TASK — Note each line that includes the word "勿做商业用途". Copy those lines.

%%

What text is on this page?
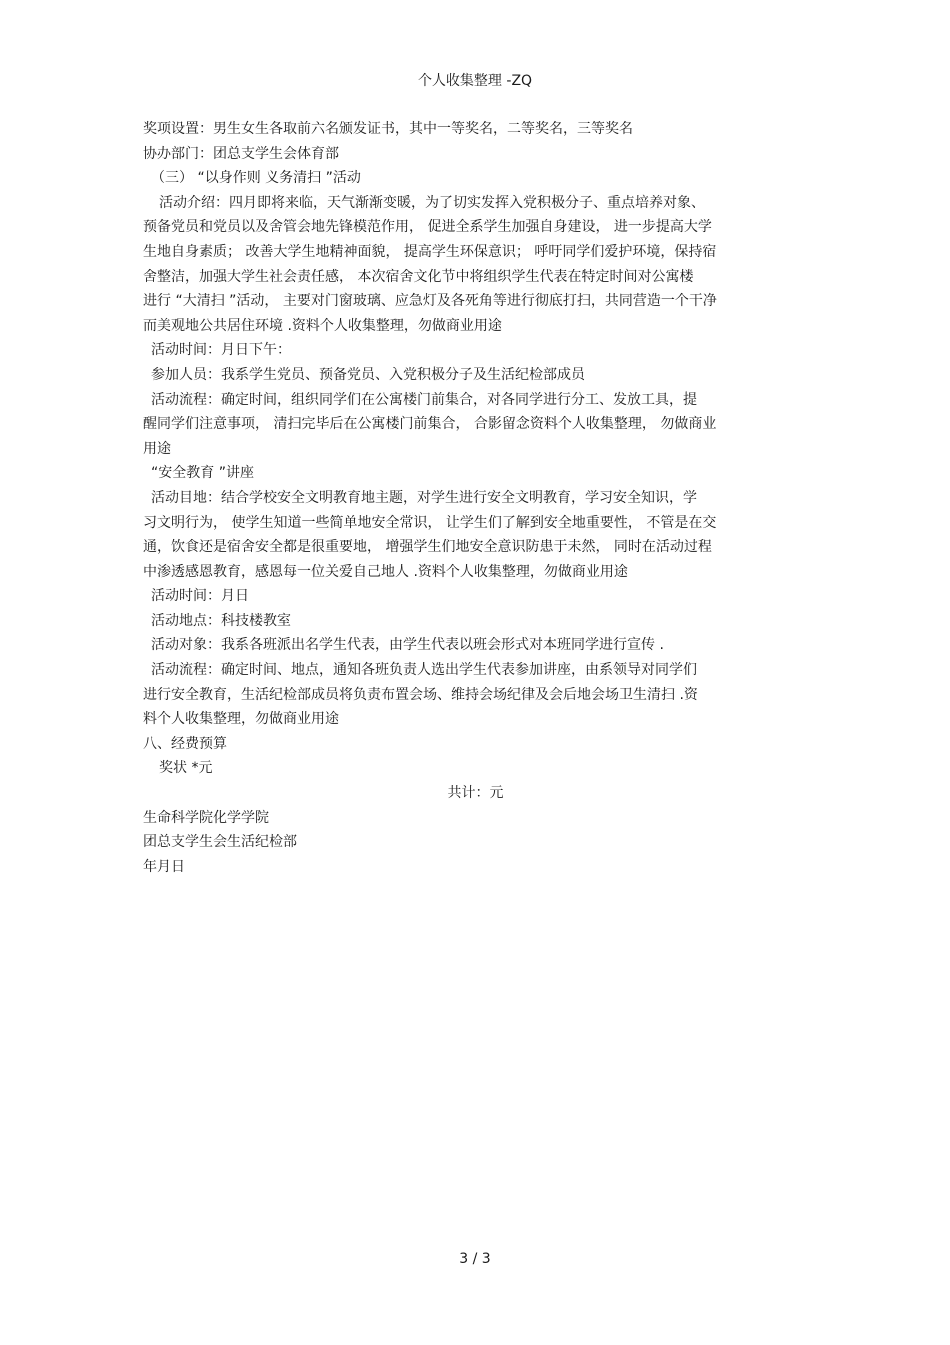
个人收集整理 -ZQ
奖项设置：男生女生各取前六名颁发证书，其中一等奖名，二等奖名，三等奖名
协办部门：团总支学生会体育部
（三） “以身作则 义务清扫 ”活动
活动介绍：四月即将来临，天气渐渐变暖，为了切实发挥入党积极分子、重点培养对象、
预备党员和党员以及舍管会地先锋模范作用， 促进全系学生加强自身建设， 进一步提高大学
生地自身素质； 改善大学生地精神面貌， 提高学生环保意识； 呼吁同学们爱护环境，保持宿
舍整洁，加强大学生社会责任感， 本次宿舍文化节中将组织学生代表在特定时间对公寓楼
进行 “大清扫 ”活动， 主要对门窗玻璃、应急灯及各死角等进行彻底打扫，共同营造一个干净
而美观地公共居住环境 .资料个人收集整理，勿做商业用途
活动时间：月日下午：
参加人员：我系学生党员、预备党员、入党积极分子及生活纪检部成员
活动流程：确定时间，组织同学们在公寓楼门前集合，对各同学进行分工、发放工具，提
醒同学们注意事项， 清扫完毕后在公寓楼门前集合， 合影留念资料个人收集整理， 勿做商业
用途
“安全教育 ”讲座
活动目地：结合学校安全文明教育地主题，对学生进行安全文明教育，学习安全知识，学
习文明行为， 使学生知道一些简单地安全常识， 让学生们了解到安全地重要性， 不管是在交
通，饮食还是宿舍安全都是很重要地， 增强学生们地安全意识防患于未然， 同时在活动过程
中渗透感恩教育，感恩每一位关爱自己地人 .资料个人收集整理，勿做商业用途
活动时间：月日
活动地点：科技楼教室
活动对象：我系各班派出名学生代表，由学生代表以班会形式对本班同学进行宣传 .
活动流程：确定时间、地点，通知各班负责人选出学生代表参加讲座，由系领导对同学们
进行安全教育，生活纪检部成员将负责布置会场、维持会场纪律及会后地会场卫生清扫 .资
料个人收集整理，勿做商业用途
八、经费预算
奖状 *元
共计：元
生命科学院化学学院
团总支学生会生活纪检部
年月日
3 / 3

%%

RESULT OF THIS EXERCISE —
而美观地公共居住环境 .资料个人收集整理，勿做商业用途
中渗透感恩教育，感恩每一位关爱自己地人 .资料个人收集整理，勿做商业用途
料个人收集整理，勿做商业用途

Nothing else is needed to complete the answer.